----- Records for the exercise
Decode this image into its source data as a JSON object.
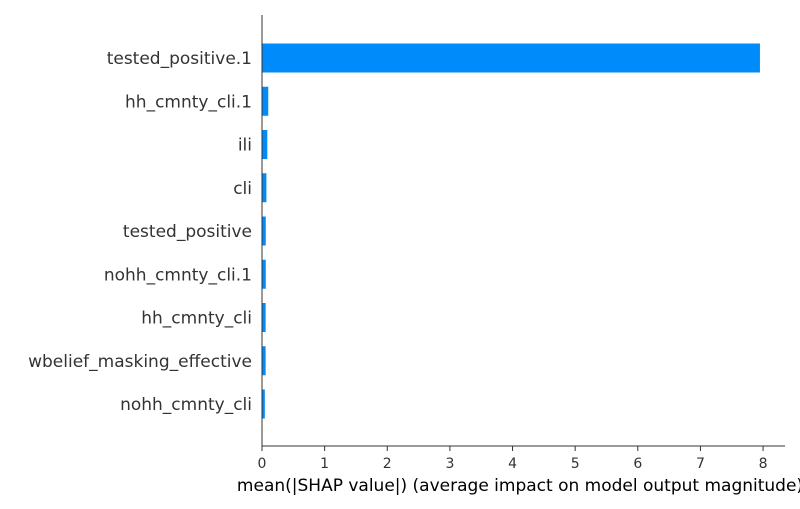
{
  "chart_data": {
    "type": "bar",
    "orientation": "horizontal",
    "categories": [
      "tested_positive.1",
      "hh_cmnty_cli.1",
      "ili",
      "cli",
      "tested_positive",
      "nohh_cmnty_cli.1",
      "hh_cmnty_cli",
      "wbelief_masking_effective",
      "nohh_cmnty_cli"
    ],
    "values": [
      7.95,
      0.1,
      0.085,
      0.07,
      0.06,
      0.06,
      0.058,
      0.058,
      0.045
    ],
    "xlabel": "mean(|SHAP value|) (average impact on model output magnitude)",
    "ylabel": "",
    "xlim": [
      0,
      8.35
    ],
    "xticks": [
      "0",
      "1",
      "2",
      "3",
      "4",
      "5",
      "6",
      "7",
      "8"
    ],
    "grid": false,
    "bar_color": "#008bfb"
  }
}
----------
What is asked: Using the records above, output their complete text exactly, minus any images.

Correct response:
Decode this image into its source data as a JSON object.
{
  "chart_data": {
    "type": "bar",
    "orientation": "horizontal",
    "categories": [
      "tested_positive.1",
      "hh_cmnty_cli.1",
      "ili",
      "cli",
      "tested_positive",
      "nohh_cmnty_cli.1",
      "hh_cmnty_cli",
      "wbelief_masking_effective",
      "nohh_cmnty_cli"
    ],
    "values": [
      7.95,
      0.1,
      0.085,
      0.07,
      0.06,
      0.06,
      0.058,
      0.058,
      0.045
    ],
    "xlabel": "mean(|SHAP value|) (average impact on model output magnitude)",
    "ylabel": "",
    "xlim": [
      0,
      8.35
    ],
    "xticks": [
      "0",
      "1",
      "2",
      "3",
      "4",
      "5",
      "6",
      "7",
      "8"
    ],
    "grid": false,
    "bar_color": "#008bfb"
  }
}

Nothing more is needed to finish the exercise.